Stored entries
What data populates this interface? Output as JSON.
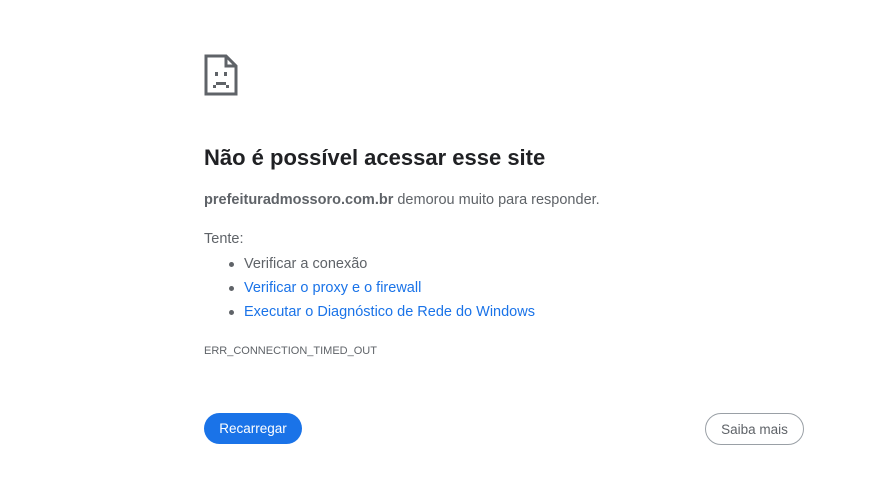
{
  "error": {
    "icon": "sad-page-icon",
    "title": "Não é possível acessar esse site",
    "host": "prefeituradmossoro.com.br",
    "summary_suffix": " demorou muito para responder.",
    "try_label": "Tente:",
    "suggestions": [
      {
        "label": "Verificar a conexão",
        "is_link": false
      },
      {
        "label": "Verificar o proxy e o firewall",
        "is_link": true
      },
      {
        "label": "Executar o Diagnóstico de Rede do Windows",
        "is_link": true
      }
    ],
    "code": "ERR_CONNECTION_TIMED_OUT"
  },
  "buttons": {
    "reload_label": "Recarregar",
    "details_label": "Saiba mais"
  },
  "colors": {
    "accent": "#1a73e8",
    "title_text": "#202124",
    "body_text": "#5f6368",
    "background": "#ffffff"
  }
}
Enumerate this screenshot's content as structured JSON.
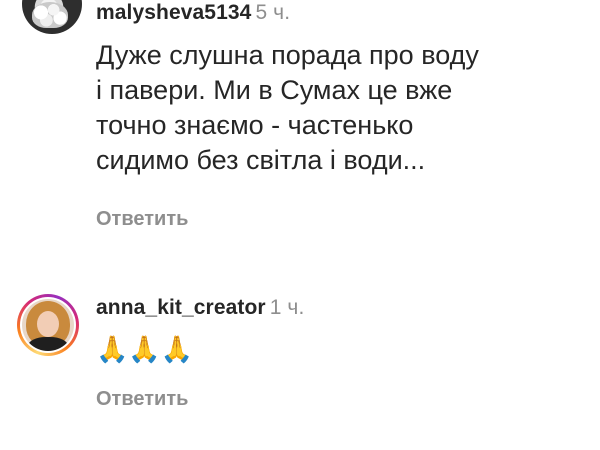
{
  "comments": [
    {
      "username": "malysheva5134",
      "time": "5 ч.",
      "text": "Дуже слушна порада про воду\nі павери. Ми в Сумах це вже\nточно знаємо - частенько\nсидимо без світла і води...",
      "reply_label": "Ответить"
    },
    {
      "username": "anna_kit_creator",
      "time": "1 ч.",
      "text": "🙏🙏🙏",
      "reply_label": "Ответить"
    }
  ],
  "colors": {
    "text": "#262626",
    "secondary": "#8e8e8e",
    "background": "#ffffff"
  }
}
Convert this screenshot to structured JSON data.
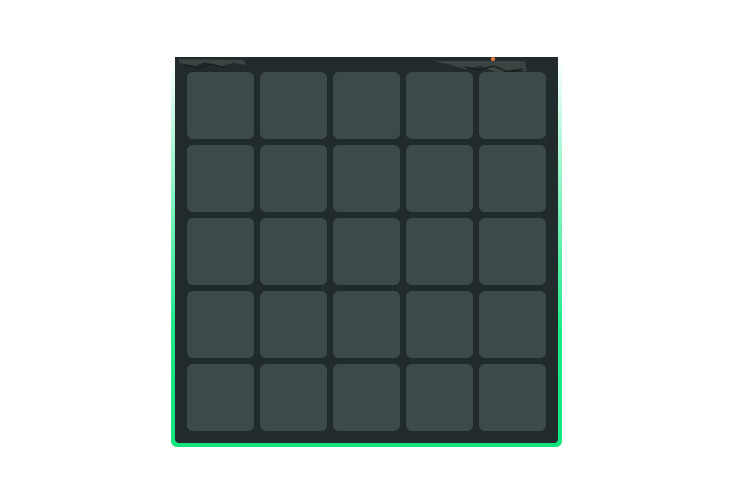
{
  "game": {
    "grid_rows": 5,
    "grid_cols": 5,
    "tiles": [
      {
        "row": 1,
        "col": 1,
        "state": "hidden"
      },
      {
        "row": 1,
        "col": 2,
        "state": "hidden"
      },
      {
        "row": 1,
        "col": 3,
        "state": "hidden"
      },
      {
        "row": 1,
        "col": 4,
        "state": "hidden"
      },
      {
        "row": 1,
        "col": 5,
        "state": "hidden"
      },
      {
        "row": 2,
        "col": 1,
        "state": "hidden"
      },
      {
        "row": 2,
        "col": 2,
        "state": "hidden"
      },
      {
        "row": 2,
        "col": 3,
        "state": "hidden"
      },
      {
        "row": 2,
        "col": 4,
        "state": "hidden"
      },
      {
        "row": 2,
        "col": 5,
        "state": "hidden"
      },
      {
        "row": 3,
        "col": 1,
        "state": "hidden"
      },
      {
        "row": 3,
        "col": 2,
        "state": "hidden"
      },
      {
        "row": 3,
        "col": 3,
        "state": "hidden"
      },
      {
        "row": 3,
        "col": 4,
        "state": "hidden"
      },
      {
        "row": 3,
        "col": 5,
        "state": "hidden"
      },
      {
        "row": 4,
        "col": 1,
        "state": "hidden"
      },
      {
        "row": 4,
        "col": 2,
        "state": "hidden"
      },
      {
        "row": 4,
        "col": 3,
        "state": "hidden"
      },
      {
        "row": 4,
        "col": 4,
        "state": "hidden"
      },
      {
        "row": 4,
        "col": 5,
        "state": "hidden"
      },
      {
        "row": 5,
        "col": 1,
        "state": "hidden"
      },
      {
        "row": 5,
        "col": 2,
        "state": "hidden"
      },
      {
        "row": 5,
        "col": 3,
        "state": "hidden"
      },
      {
        "row": 5,
        "col": 4,
        "state": "hidden"
      },
      {
        "row": 5,
        "col": 5,
        "state": "hidden"
      }
    ]
  },
  "colors": {
    "board_background": "#222b2b",
    "tile": "#3c4a49",
    "frame_glow": "#1ee98a",
    "page_background": "#ffffff"
  },
  "icons": {
    "board_decoration": "cracked-edge-ornament-icon"
  }
}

● Instructions for the task:
Find every line in the listing that holds the string "JSON", then say how many there are as a bare number.

● Task response:
3